- _GOAL_: Leave out the pictures and transcribe the rest of the records exactly.
%%
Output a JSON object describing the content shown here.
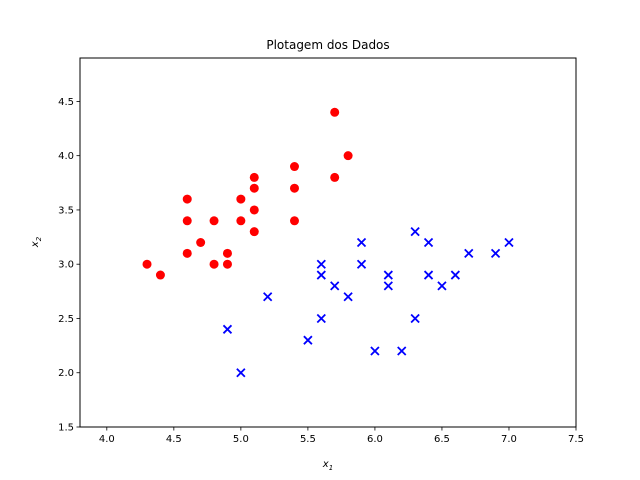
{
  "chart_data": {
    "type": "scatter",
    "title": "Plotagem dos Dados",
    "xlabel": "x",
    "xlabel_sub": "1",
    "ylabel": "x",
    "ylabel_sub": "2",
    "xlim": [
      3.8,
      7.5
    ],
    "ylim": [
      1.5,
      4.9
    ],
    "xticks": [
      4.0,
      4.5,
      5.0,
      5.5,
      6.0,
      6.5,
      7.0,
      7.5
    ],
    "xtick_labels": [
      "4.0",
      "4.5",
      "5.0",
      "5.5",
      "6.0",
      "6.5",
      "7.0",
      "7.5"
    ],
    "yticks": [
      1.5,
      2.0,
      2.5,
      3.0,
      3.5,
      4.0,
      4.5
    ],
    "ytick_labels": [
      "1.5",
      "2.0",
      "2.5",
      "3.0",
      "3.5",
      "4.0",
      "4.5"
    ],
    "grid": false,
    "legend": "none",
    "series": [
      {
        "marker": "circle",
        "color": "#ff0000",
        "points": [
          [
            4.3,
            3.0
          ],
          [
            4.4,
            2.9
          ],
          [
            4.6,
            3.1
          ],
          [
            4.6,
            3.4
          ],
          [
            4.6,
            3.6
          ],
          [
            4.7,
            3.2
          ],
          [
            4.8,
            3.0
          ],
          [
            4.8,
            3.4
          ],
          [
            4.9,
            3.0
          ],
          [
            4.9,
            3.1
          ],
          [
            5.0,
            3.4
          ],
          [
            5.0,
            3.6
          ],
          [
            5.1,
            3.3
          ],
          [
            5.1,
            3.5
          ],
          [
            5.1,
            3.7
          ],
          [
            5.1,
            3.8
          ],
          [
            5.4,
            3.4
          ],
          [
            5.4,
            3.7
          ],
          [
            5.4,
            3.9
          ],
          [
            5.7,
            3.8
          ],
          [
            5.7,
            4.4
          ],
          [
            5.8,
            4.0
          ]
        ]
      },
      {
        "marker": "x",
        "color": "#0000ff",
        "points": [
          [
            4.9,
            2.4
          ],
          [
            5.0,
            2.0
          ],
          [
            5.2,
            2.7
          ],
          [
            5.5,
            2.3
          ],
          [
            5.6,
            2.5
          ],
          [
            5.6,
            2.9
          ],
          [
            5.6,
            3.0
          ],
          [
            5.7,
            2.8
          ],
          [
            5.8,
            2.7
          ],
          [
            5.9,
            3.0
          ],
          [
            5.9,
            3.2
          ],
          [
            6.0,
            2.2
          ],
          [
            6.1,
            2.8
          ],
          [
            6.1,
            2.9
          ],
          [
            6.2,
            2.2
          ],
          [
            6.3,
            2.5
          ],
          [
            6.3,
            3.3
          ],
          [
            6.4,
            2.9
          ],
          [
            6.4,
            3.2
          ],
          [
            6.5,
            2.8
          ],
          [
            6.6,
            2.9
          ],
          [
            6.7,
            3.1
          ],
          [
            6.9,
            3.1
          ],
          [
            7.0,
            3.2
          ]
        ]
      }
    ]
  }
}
%%
- _EXERCISE ANSWER_:
Output a JSON object describing the content shown here.
{
  "chart_data": {
    "type": "scatter",
    "title": "Plotagem dos Dados",
    "xlabel": "x",
    "xlabel_sub": "1",
    "ylabel": "x",
    "ylabel_sub": "2",
    "xlim": [
      3.8,
      7.5
    ],
    "ylim": [
      1.5,
      4.9
    ],
    "xticks": [
      4.0,
      4.5,
      5.0,
      5.5,
      6.0,
      6.5,
      7.0,
      7.5
    ],
    "xtick_labels": [
      "4.0",
      "4.5",
      "5.0",
      "5.5",
      "6.0",
      "6.5",
      "7.0",
      "7.5"
    ],
    "yticks": [
      1.5,
      2.0,
      2.5,
      3.0,
      3.5,
      4.0,
      4.5
    ],
    "ytick_labels": [
      "1.5",
      "2.0",
      "2.5",
      "3.0",
      "3.5",
      "4.0",
      "4.5"
    ],
    "grid": false,
    "legend": "none",
    "series": [
      {
        "marker": "circle",
        "color": "#ff0000",
        "points": [
          [
            4.3,
            3.0
          ],
          [
            4.4,
            2.9
          ],
          [
            4.6,
            3.1
          ],
          [
            4.6,
            3.4
          ],
          [
            4.6,
            3.6
          ],
          [
            4.7,
            3.2
          ],
          [
            4.8,
            3.0
          ],
          [
            4.8,
            3.4
          ],
          [
            4.9,
            3.0
          ],
          [
            4.9,
            3.1
          ],
          [
            5.0,
            3.4
          ],
          [
            5.0,
            3.6
          ],
          [
            5.1,
            3.3
          ],
          [
            5.1,
            3.5
          ],
          [
            5.1,
            3.7
          ],
          [
            5.1,
            3.8
          ],
          [
            5.4,
            3.4
          ],
          [
            5.4,
            3.7
          ],
          [
            5.4,
            3.9
          ],
          [
            5.7,
            3.8
          ],
          [
            5.7,
            4.4
          ],
          [
            5.8,
            4.0
          ]
        ]
      },
      {
        "marker": "x",
        "color": "#0000ff",
        "points": [
          [
            4.9,
            2.4
          ],
          [
            5.0,
            2.0
          ],
          [
            5.2,
            2.7
          ],
          [
            5.5,
            2.3
          ],
          [
            5.6,
            2.5
          ],
          [
            5.6,
            2.9
          ],
          [
            5.6,
            3.0
          ],
          [
            5.7,
            2.8
          ],
          [
            5.8,
            2.7
          ],
          [
            5.9,
            3.0
          ],
          [
            5.9,
            3.2
          ],
          [
            6.0,
            2.2
          ],
          [
            6.1,
            2.8
          ],
          [
            6.1,
            2.9
          ],
          [
            6.2,
            2.2
          ],
          [
            6.3,
            2.5
          ],
          [
            6.3,
            3.3
          ],
          [
            6.4,
            2.9
          ],
          [
            6.4,
            3.2
          ],
          [
            6.5,
            2.8
          ],
          [
            6.6,
            2.9
          ],
          [
            6.7,
            3.1
          ],
          [
            6.9,
            3.1
          ],
          [
            7.0,
            3.2
          ]
        ]
      }
    ]
  }
}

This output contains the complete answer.